-- Begin Data records --

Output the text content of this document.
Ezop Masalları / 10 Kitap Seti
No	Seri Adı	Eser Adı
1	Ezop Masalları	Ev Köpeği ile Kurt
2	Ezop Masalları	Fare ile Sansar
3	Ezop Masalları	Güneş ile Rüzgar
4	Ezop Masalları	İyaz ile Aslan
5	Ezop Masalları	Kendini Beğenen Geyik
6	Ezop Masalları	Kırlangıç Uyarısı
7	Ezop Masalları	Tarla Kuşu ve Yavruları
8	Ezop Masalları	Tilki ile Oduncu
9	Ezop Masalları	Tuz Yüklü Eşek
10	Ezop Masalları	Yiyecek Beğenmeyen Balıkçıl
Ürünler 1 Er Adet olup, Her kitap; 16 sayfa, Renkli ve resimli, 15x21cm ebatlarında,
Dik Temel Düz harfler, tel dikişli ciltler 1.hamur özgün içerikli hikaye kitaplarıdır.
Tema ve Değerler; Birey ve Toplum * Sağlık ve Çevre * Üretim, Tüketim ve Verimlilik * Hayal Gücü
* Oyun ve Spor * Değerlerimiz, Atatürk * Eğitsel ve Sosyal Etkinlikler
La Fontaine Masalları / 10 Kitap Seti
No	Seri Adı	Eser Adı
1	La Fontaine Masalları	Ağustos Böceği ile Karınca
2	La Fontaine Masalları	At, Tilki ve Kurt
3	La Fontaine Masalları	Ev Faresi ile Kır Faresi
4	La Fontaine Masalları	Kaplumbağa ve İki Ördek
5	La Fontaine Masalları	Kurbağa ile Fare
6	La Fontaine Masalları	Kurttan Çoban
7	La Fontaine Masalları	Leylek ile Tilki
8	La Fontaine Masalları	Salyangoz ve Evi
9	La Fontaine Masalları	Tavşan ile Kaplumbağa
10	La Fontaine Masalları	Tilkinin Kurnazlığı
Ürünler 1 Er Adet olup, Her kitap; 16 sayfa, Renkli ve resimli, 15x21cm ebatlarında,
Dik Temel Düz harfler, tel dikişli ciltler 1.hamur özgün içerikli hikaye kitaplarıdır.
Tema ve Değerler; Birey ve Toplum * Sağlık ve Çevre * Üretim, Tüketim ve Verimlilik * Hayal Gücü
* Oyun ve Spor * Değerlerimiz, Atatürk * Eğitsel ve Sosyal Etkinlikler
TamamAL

-- End Data records --

• Your task:
The records above must be output exactly, in full.

• Expected answer:
Output the text content of this document.
Ezop Masalları / 10 Kitap Seti
No	Seri Adı	Eser Adı
1	Ezop Masalları	Ev Köpeği ile Kurt
2	Ezop Masalları	Fare ile Sansar
3	Ezop Masalları	Güneş ile Rüzgar
4	Ezop Masalları	İyaz ile Aslan
5	Ezop Masalları	Kendini Beğenen Geyik
6	Ezop Masalları	Kırlangıç Uyarısı
7	Ezop Masalları	Tarla Kuşu ve Yavruları
8	Ezop Masalları	Tilki ile Oduncu
9	Ezop Masalları	Tuz Yüklü Eşek
10	Ezop Masalları	Yiyecek Beğenmeyen Balıkçıl
Ürünler 1 Er Adet olup, Her kitap; 16 sayfa, Renkli ve resimli, 15x21cm ebatlarında,
Dik Temel Düz harfler, tel dikişli ciltler 1.hamur özgün içerikli hikaye kitaplarıdır.
Tema ve Değerler; Birey ve Toplum * Sağlık ve Çevre * Üretim, Tüketim ve Verimlilik * Hayal Gücü
* Oyun ve Spor * Değerlerimiz, Atatürk * Eğitsel ve Sosyal Etkinlikler
La Fontaine Masalları / 10 Kitap Seti
No	Seri Adı	Eser Adı
1	La Fontaine Masalları	Ağustos Böceği ile Karınca
2	La Fontaine Masalları	At, Tilki ve Kurt
3	La Fontaine Masalları	Ev Faresi ile Kır Faresi
4	La Fontaine Masalları	Kaplumbağa ve İki Ördek
5	La Fontaine Masalları	Kurbağa ile Fare
6	La Fontaine Masalları	Kurttan Çoban
7	La Fontaine Masalları	Leylek ile Tilki
8	La Fontaine Masalları	Salyangoz ve Evi
9	La Fontaine Masalları	Tavşan ile Kaplumbağa
10	La Fontaine Masalları	Tilkinin Kurnazlığı
Ürünler 1 Er Adet olup, Her kitap; 16 sayfa, Renkli ve resimli, 15x21cm ebatlarında,
Dik Temel Düz harfler, tel dikişli ciltler 1.hamur özgün içerikli hikaye kitaplarıdır.
Tema ve Değerler; Birey ve Toplum * Sağlık ve Çevre * Üretim, Tüketim ve Verimlilik * Hayal Gücü
* Oyun ve Spor * Değerlerimiz, Atatürk * Eğitsel ve Sosyal Etkinlikler
TamamAL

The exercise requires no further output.